**Given problem:** Leave out the images and repeat the listing below without a single change.

━━━━━ Exercise inputs

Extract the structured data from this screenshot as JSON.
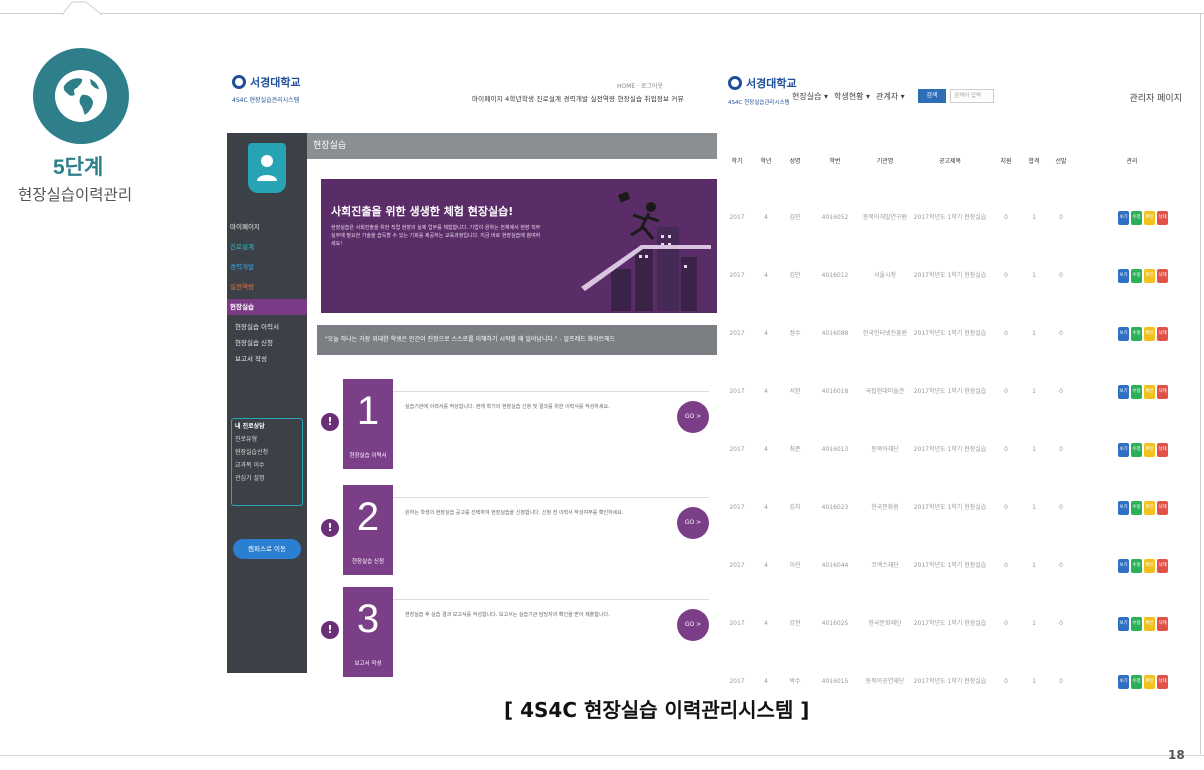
{
  "step": {
    "title": "5단계",
    "subtitle": "현장실습이력관리"
  },
  "caption": "[ 4S4C 현장실습 이력관리시스템 ]",
  "page_number": "18",
  "left_screen": {
    "logo": "서경대학교",
    "logo_sub": "4S4C 현장실습관리시스템",
    "topnav_small": "HOME · 로그아웃",
    "topnav": "마이페이지 4학년학생 진로설계 경력개발 실전역량 현장실습 취업정보 커뮤",
    "sidebar_items": [
      "마이페이지",
      "진로설계",
      "경력개발",
      "실전역량",
      "현장실습",
      "현장실습 이력서",
      "현장실습 신청",
      "보고서 작성"
    ],
    "sidebar_box": [
      "내 진로상담",
      "진로유형",
      "현장실습신청",
      "교과목 이수",
      "관심기 설정"
    ],
    "sidebar_button": "캠퍼스로 이동",
    "content_title": "현장실습",
    "banner_title": "사회진출을 위한 생생한 체험 현장실습!",
    "banner_text": "현장실습은 사회진출을 위한 직업 현장의 실제 업무를 체험합니다. 기업이 원하는 전체에서 현장 직무 실무에 필요한 기술을 습득할 수 있는 기회를 제공하는 교육과정입니다. 지금 바로 현장실습에 참여하세요!",
    "quote": "\"오늘 하나는 가장 위대한 학생은 인간이 진정으로 스스로를 이해하기 시작할 때 일어납니다.\" - 알프레드 화이트헤드",
    "steps": [
      {
        "num": "1",
        "label": "현장실습 이력서",
        "desc": "실습기관에 이력서를 작성합니다. 현재 학기의 현장실습 신청 및 결과를 위한 이력서를 작성하세요.",
        "go": "GO >"
      },
      {
        "num": "2",
        "label": "현장실습 신청",
        "desc": "원하는 학생의 현장실습 공고를 선택하여 현장실습을 신청합니다. 신청 전 이력서 작성여부를 확인하세요.",
        "go": "GO >"
      },
      {
        "num": "3",
        "label": "보고서 작성",
        "desc": "현장실습 후 실습 결과 보고서를 작성합니다. 보고서는 실습기관 담당자의 확인을 받아 제출합니다.",
        "go": "GO >"
      }
    ]
  },
  "right_screen": {
    "logo": "서경대학교",
    "logo_sub": "4S4C 현장실습관리시스템",
    "menus": [
      "현장실습 ▾",
      "학생현황 ▾",
      "관계자 ▾"
    ],
    "search_button": "검색",
    "search_placeholder": "검색어 입력",
    "admin": "관리자 페이지",
    "columns": [
      "학기",
      "학년",
      "성명",
      "학번",
      "기관명",
      "공고제목",
      "지원",
      "합격",
      "선발",
      "관리"
    ],
    "rows": [
      [
        "2017",
        "4",
        "김민",
        "4016052",
        "동북아개발연구원",
        "2017학년도 1학기 현장실습",
        "0",
        "1",
        "0"
      ],
      [
        "2017",
        "4",
        "김민",
        "4016012",
        "서울시청",
        "2017학년도 1학기 현장실습",
        "0",
        "1",
        "0"
      ],
      [
        "2017",
        "4",
        "정수",
        "4016088",
        "한국인터넷진흥원",
        "2017학년도 1학기 현장실습",
        "0",
        "1",
        "0"
      ],
      [
        "2017",
        "4",
        "서현",
        "4016018",
        "국립현대미술관",
        "2017학년도 1학기 현장실습",
        "0",
        "1",
        "0"
      ],
      [
        "2017",
        "4",
        "최준",
        "4016013",
        "동북아재단",
        "2017학년도 1학기 현장실습",
        "0",
        "1",
        "0"
      ],
      [
        "2017",
        "4",
        "김지",
        "4016023",
        "한국문화원",
        "2017학년도 1학기 현장실습",
        "0",
        "1",
        "0"
      ],
      [
        "2017",
        "4",
        "이진",
        "4016044",
        "코엑스재단",
        "2017학년도 1학기 현장실습",
        "0",
        "1",
        "0"
      ],
      [
        "2017",
        "4",
        "강현",
        "4016025",
        "한국문화재단",
        "2017학년도 1학기 현장실습",
        "0",
        "1",
        "0"
      ],
      [
        "2017",
        "4",
        "박수",
        "4016015",
        "동북아공연재단",
        "2017학년도 1학기 현장실습",
        "0",
        "1",
        "0"
      ]
    ],
    "actions": [
      {
        "label": "보기",
        "color": "#2f6fc4"
      },
      {
        "label": "수정",
        "color": "#2bb05a"
      },
      {
        "label": "확인",
        "color": "#f2c21a"
      },
      {
        "label": "삭제",
        "color": "#e2504a"
      }
    ]
  }
}
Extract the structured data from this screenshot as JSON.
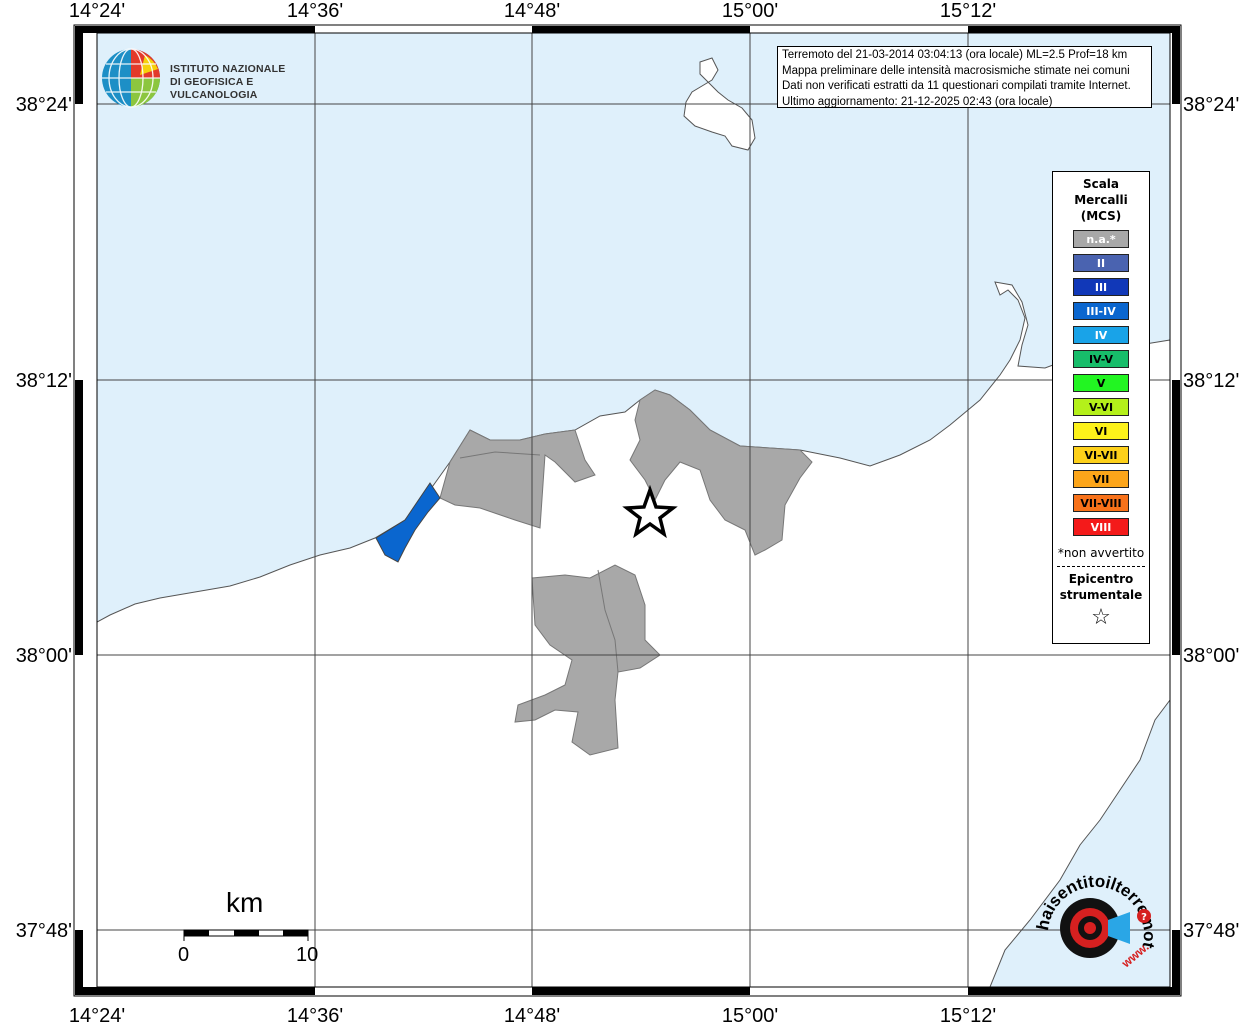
{
  "map": {
    "lon_labels": [
      "14°24'",
      "14°36'",
      "14°48'",
      "15°00'",
      "15°12'"
    ],
    "lat_labels": [
      "38°24'",
      "38°12'",
      "38°00'",
      "37°48'"
    ],
    "colors": {
      "sea": "#dff0fb",
      "land": "#ffffff",
      "not_felt": "#a8a8a8",
      "intensity_III_IV": "#0a66cf"
    }
  },
  "info_box": {
    "line1": "Terremoto del 21-03-2014 03:04:13 (ora locale) ML=2.5 Prof=18 km",
    "line2": "Mappa preliminare delle intensità macrosismiche stimate nei comuni",
    "line3": "Dati non verificati estratti da 11 questionari compilati tramite Internet.",
    "line4": "Ultimo aggiornamento: 21-12-2025 02:43 (ora locale)"
  },
  "logo": {
    "line1": "ISTITUTO NAZIONALE",
    "line2": "DI GEOFISICA E VULCANOLOGIA"
  },
  "legend": {
    "title_line1": "Scala",
    "title_line2": "Mercalli",
    "title_line3": "(MCS)",
    "classes": [
      {
        "label": "n.a.*",
        "color": "#a8a8a8",
        "text_color": "#ffffff"
      },
      {
        "label": "II",
        "color": "#4a63b0",
        "text_color": "#ffffff"
      },
      {
        "label": "III",
        "color": "#1138b8",
        "text_color": "#ffffff"
      },
      {
        "label": "III-IV",
        "color": "#0a66cf",
        "text_color": "#ffffff"
      },
      {
        "label": "IV",
        "color": "#19a3e8",
        "text_color": "#ffffff"
      },
      {
        "label": "IV-V",
        "color": "#17bd6a",
        "text_color": "#000000"
      },
      {
        "label": "V",
        "color": "#22f522",
        "text_color": "#000000"
      },
      {
        "label": "V-VI",
        "color": "#b4f01a",
        "text_color": "#000000"
      },
      {
        "label": "VI",
        "color": "#fdf21a",
        "text_color": "#000000"
      },
      {
        "label": "VI-VII",
        "color": "#fdd01a",
        "text_color": "#000000"
      },
      {
        "label": "VII",
        "color": "#fca51a",
        "text_color": "#000000"
      },
      {
        "label": "VII-VIII",
        "color": "#f8721a",
        "text_color": "#000000"
      },
      {
        "label": "VIII",
        "color": "#f41a1a",
        "text_color": "#ffffff"
      }
    ],
    "not_felt_note": "*non avvertito",
    "epicenter_line1": "Epicentro",
    "epicenter_line2": "strumentale",
    "epicenter_symbol": "☆"
  },
  "scale_bar": {
    "unit": "km",
    "start_label": "0",
    "end_label": "10"
  },
  "watermark": {
    "text": "haisentitoilterremoto.it",
    "url_prefix": "www."
  }
}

━━━━━━━━━━

**Result:**
Extract the structured data from this screenshot as JSON.
{
  "step": {
    "title": "5단계",
    "subtitle": "현장실습이력관리"
  },
  "caption": "[ 4S4C 현장실습 이력관리시스템 ]",
  "page_number": "18",
  "left_screen": {
    "logo": "서경대학교",
    "logo_sub": "4S4C 현장실습관리시스템",
    "topnav_small": "HOME · 로그아웃",
    "topnav": "마이페이지 4학년학생 진로설계 경력개발 실전역량 현장실습 취업정보 커뮤",
    "sidebar_items": [
      "마이페이지",
      "진로설계",
      "경력개발",
      "실전역량",
      "현장실습",
      "현장실습 이력서",
      "현장실습 신청",
      "보고서 작성"
    ],
    "sidebar_box": [
      "내 진로상담",
      "진로유형",
      "현장실습신청",
      "교과목 이수",
      "관심기 설정"
    ],
    "sidebar_button": "캠퍼스로 이동",
    "content_title": "현장실습",
    "banner_title": "사회진출을 위한 생생한 체험 현장실습!",
    "banner_text": "현장실습은 사회진출을 위한 직업 현장의 실제 업무를 체험합니다. 기업이 원하는 전체에서 현장 직무 실무에 필요한 기술을 습득할 수 있는 기회를 제공하는 교육과정입니다. 지금 바로 현장실습에 참여하세요!",
    "quote": "\"오늘 하나는 가장 위대한 학생은 인간이 진정으로 스스로를 이해하기 시작할 때 일어납니다.\" - 알프레드 화이트헤드",
    "steps": [
      {
        "num": "1",
        "label": "현장실습 이력서",
        "desc": "실습기관에 이력서를 작성합니다. 현재 학기의 현장실습 신청 및 결과를 위한 이력서를 작성하세요.",
        "go": "GO >"
      },
      {
        "num": "2",
        "label": "현장실습 신청",
        "desc": "원하는 학생의 현장실습 공고를 선택하여 현장실습을 신청합니다. 신청 전 이력서 작성여부를 확인하세요.",
        "go": "GO >"
      },
      {
        "num": "3",
        "label": "보고서 작성",
        "desc": "현장실습 후 실습 결과 보고서를 작성합니다. 보고서는 실습기관 담당자의 확인을 받아 제출합니다.",
        "go": "GO >"
      }
    ]
  },
  "right_screen": {
    "logo": "서경대학교",
    "logo_sub": "4S4C 현장실습관리시스템",
    "menus": [
      "현장실습 ▾",
      "학생현황 ▾",
      "관계자 ▾"
    ],
    "search_button": "검색",
    "search_placeholder": "검색어 입력",
    "admin": "관리자 페이지",
    "columns": [
      "학기",
      "학년",
      "성명",
      "학번",
      "기관명",
      "공고제목",
      "지원",
      "합격",
      "선발",
      "관리"
    ],
    "rows": [
      [
        "2017",
        "4",
        "김민",
        "4016052",
        "동북아개발연구원",
        "2017학년도 1학기 현장실습",
        "0",
        "1",
        "0"
      ],
      [
        "2017",
        "4",
        "김민",
        "4016012",
        "서울시청",
        "2017학년도 1학기 현장실습",
        "0",
        "1",
        "0"
      ],
      [
        "2017",
        "4",
        "정수",
        "4016088",
        "한국인터넷진흥원",
        "2017학년도 1학기 현장실습",
        "0",
        "1",
        "0"
      ],
      [
        "2017",
        "4",
        "서현",
        "4016018",
        "국립현대미술관",
        "2017학년도 1학기 현장실습",
        "0",
        "1",
        "0"
      ],
      [
        "2017",
        "4",
        "최준",
        "4016013",
        "동북아재단",
        "2017학년도 1학기 현장실습",
        "0",
        "1",
        "0"
      ],
      [
        "2017",
        "4",
        "김지",
        "4016023",
        "한국문화원",
        "2017학년도 1학기 현장실습",
        "0",
        "1",
        "0"
      ],
      [
        "2017",
        "4",
        "이진",
        "4016044",
        "코엑스재단",
        "2017학년도 1학기 현장실습",
        "0",
        "1",
        "0"
      ],
      [
        "2017",
        "4",
        "강현",
        "4016025",
        "한국문화재단",
        "2017학년도 1학기 현장실습",
        "0",
        "1",
        "0"
      ],
      [
        "2017",
        "4",
        "박수",
        "4016015",
        "동북아공연재단",
        "2017학년도 1학기 현장실습",
        "0",
        "1",
        "0"
      ]
    ],
    "actions": [
      {
        "label": "보기",
        "color": "#2f6fc4"
      },
      {
        "label": "수정",
        "color": "#2bb05a"
      },
      {
        "label": "확인",
        "color": "#f2c21a"
      },
      {
        "label": "삭제",
        "color": "#e2504a"
      }
    ]
  }
}
Extract the structured data from this screenshot as JSON.
{
  "map": {
    "lon_labels": [
      "14°24'",
      "14°36'",
      "14°48'",
      "15°00'",
      "15°12'"
    ],
    "lat_labels": [
      "38°24'",
      "38°12'",
      "38°00'",
      "37°48'"
    ],
    "colors": {
      "sea": "#dff0fb",
      "land": "#ffffff",
      "not_felt": "#a8a8a8",
      "intensity_III_IV": "#0a66cf"
    }
  },
  "info_box": {
    "line1": "Terremoto del 21-03-2014 03:04:13 (ora locale) ML=2.5 Prof=18 km",
    "line2": "Mappa preliminare delle intensità macrosismiche stimate nei comuni",
    "line3": "Dati non verificati estratti da 11 questionari compilati tramite Internet.",
    "line4": "Ultimo aggiornamento: 21-12-2025 02:43 (ora locale)"
  },
  "logo": {
    "line1": "ISTITUTO NAZIONALE",
    "line2": "DI GEOFISICA E VULCANOLOGIA"
  },
  "legend": {
    "title_line1": "Scala",
    "title_line2": "Mercalli",
    "title_line3": "(MCS)",
    "classes": [
      {
        "label": "n.a.*",
        "color": "#a8a8a8",
        "text_color": "#ffffff"
      },
      {
        "label": "II",
        "color": "#4a63b0",
        "text_color": "#ffffff"
      },
      {
        "label": "III",
        "color": "#1138b8",
        "text_color": "#ffffff"
      },
      {
        "label": "III-IV",
        "color": "#0a66cf",
        "text_color": "#ffffff"
      },
      {
        "label": "IV",
        "color": "#19a3e8",
        "text_color": "#ffffff"
      },
      {
        "label": "IV-V",
        "color": "#17bd6a",
        "text_color": "#000000"
      },
      {
        "label": "V",
        "color": "#22f522",
        "text_color": "#000000"
      },
      {
        "label": "V-VI",
        "color": "#b4f01a",
        "text_color": "#000000"
      },
      {
        "label": "VI",
        "color": "#fdf21a",
        "text_color": "#000000"
      },
      {
        "label": "VI-VII",
        "color": "#fdd01a",
        "text_color": "#000000"
      },
      {
        "label": "VII",
        "color": "#fca51a",
        "text_color": "#000000"
      },
      {
        "label": "VII-VIII",
        "color": "#f8721a",
        "text_color": "#000000"
      },
      {
        "label": "VIII",
        "color": "#f41a1a",
        "text_color": "#ffffff"
      }
    ],
    "not_felt_note": "*non avvertito",
    "epicenter_line1": "Epicentro",
    "epicenter_line2": "strumentale",
    "epicenter_symbol": "☆"
  },
  "scale_bar": {
    "unit": "km",
    "start_label": "0",
    "end_label": "10"
  },
  "watermark": {
    "text": "haisentitoilterremoto.it",
    "url_prefix": "www."
  }
}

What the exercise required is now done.